**Exercise prompt:**
Can you rewrite the stretch of lines from the one containing "- robot-icon: [464, 131, 491, 152]" through the one containing "- sync-button[interactable]: Sync: [310, 106, 432, 177]" as a numbered list, leaving out any blank lines?

Records from a data source

## begin

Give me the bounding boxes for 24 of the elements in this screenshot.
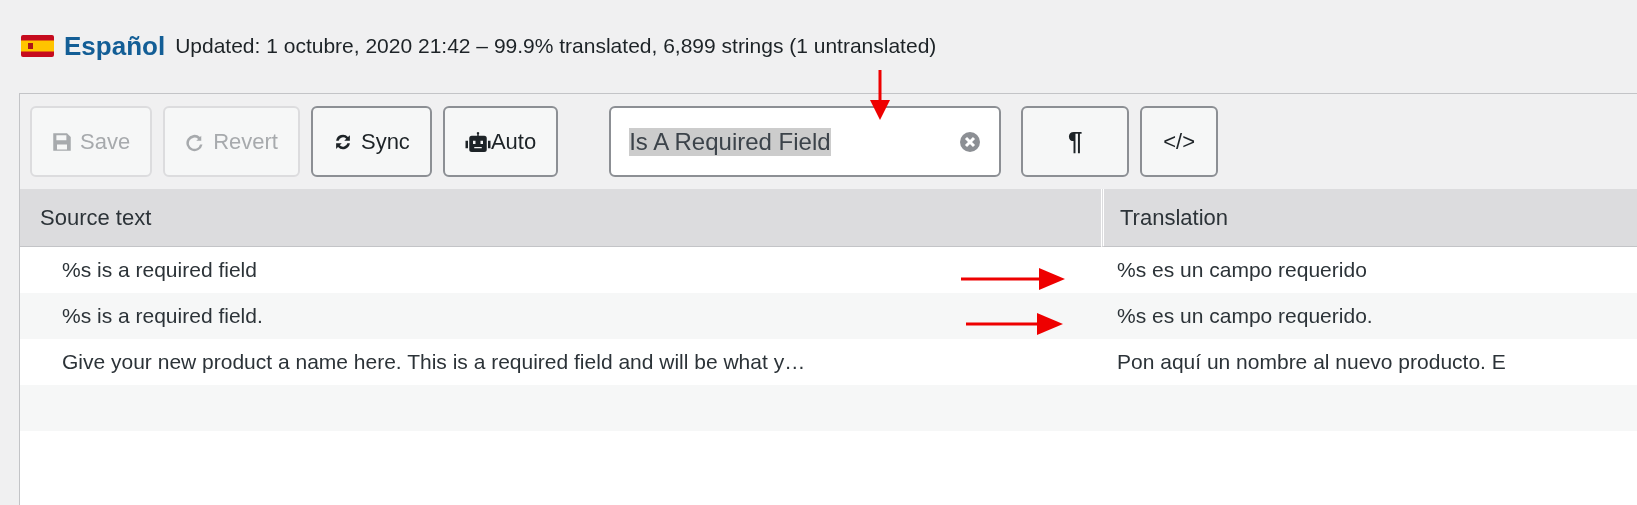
- robot-icon: [464, 131, 491, 152]
- spain-flag-icon: [21, 35, 54, 57]
- table-row[interactable]: %s is a required field. %s es un campo requerido.: [20, 293, 1637, 339]
- column-header: Translation: [1101, 189, 1637, 247]
- source-text: Give your new product a name here. This is a required field and will be what y…: [62, 350, 806, 374]
- arrow-icon: [961, 268, 1065, 290]
- clear-icon[interactable]: [959, 130, 982, 153]
- arrow-icon: [966, 313, 1063, 335]
- source-text: %s is a required field.: [62, 304, 263, 328]
- auto-button[interactable]: Auto: [442, 106, 559, 177]
- table-row[interactable]: Give your new product a name here. This is a required field and will be what y… Pon aquí un nombre al nuevo producto. E: [20, 339, 1637, 385]
- translation-text: %s es un campo requerido.: [1117, 304, 1373, 328]
- translation-text: Pon aquí un nombre al nuevo producto. E: [1117, 350, 1506, 374]
- paragraph-toggle-button[interactable]: ¶: [1021, 106, 1130, 177]
- language-name: Español: [64, 30, 166, 62]
- source-text: %s is a required field: [62, 258, 257, 282]
- translation-text: %s es un campo requerido: [1117, 258, 1367, 282]
- sync-button[interactable]: Sync: [310, 106, 432, 177]
- translation-summary: Updated: 1 octubre, 2020 21:42 – 99.9% translated, 6,899 strings (1 untranslated): [175, 34, 937, 58]
- search-field[interactable]: Is A Required Field: [609, 106, 1002, 177]
- table-row[interactable]: %s is a required field %s es un campo requerido: [20, 247, 1637, 293]
- code-toggle-button[interactable]: </>: [1140, 106, 1219, 177]
- column-header: Source text: [20, 189, 1101, 247]
- arrow-icon: [870, 70, 890, 120]
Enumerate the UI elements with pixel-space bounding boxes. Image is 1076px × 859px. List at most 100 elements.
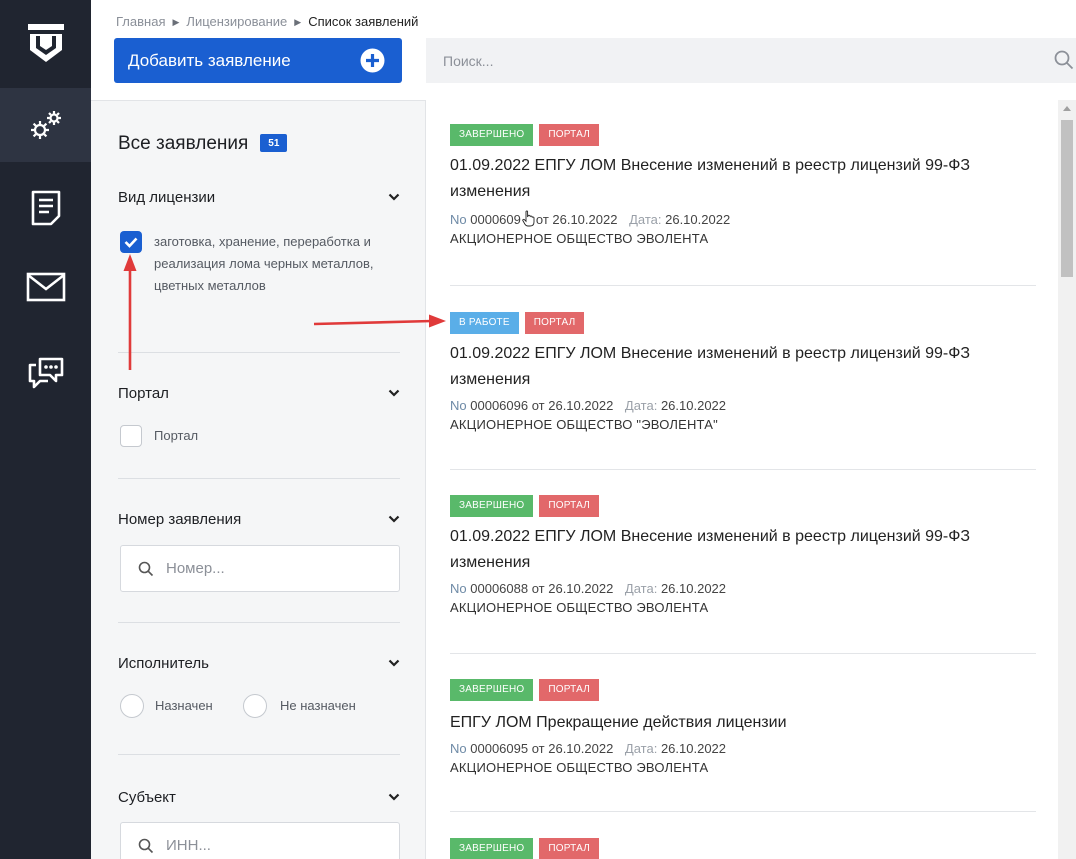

## end

**Completed task:**
1. - robot-icon: [464, 131, 491, 152]
2. - spain-flag-icon: [21, 35, 54, 57]
3. - table-row[interactable]: %s is a required field. %s es un campo requerido.: [20, 293, 1637, 339]
4. - column-header: Translation: [1101, 189, 1637, 247]
5. - source-text: Give your new product a name here. This is a required field and will be what y…: [62, 350, 806, 374]
6. - arrow-icon: [961, 268, 1065, 290]
7. - clear-icon[interactable]: [959, 130, 982, 153]
8. - arrow-icon: [966, 313, 1063, 335]
9. - source-text: %s is a required field.: [62, 304, 263, 328]
10. - auto-button[interactable]: Auto: [442, 106, 559, 177]
11. - table-row[interactable]: Give your new product a name here. This is a required field and will be what y… Pon aquí un nombre al nuevo producto. E: [20, 339, 1637, 385]
12. - translation-text: %s es un campo requerido.: [1117, 304, 1373, 328]
13. - translation-text: Pon aquí un nombre al nuevo producto. E: [1117, 350, 1506, 374]
14. - paragraph-toggle-button[interactable]: ¶: [1021, 106, 1130, 177]
15. - language-name: Español: [64, 30, 166, 62]
16. - source-text: %s is a required field: [62, 258, 257, 282]
17. - translation-text: %s es un campo requerido: [1117, 258, 1367, 282]
18. - sync-button[interactable]: Sync: [310, 106, 432, 177]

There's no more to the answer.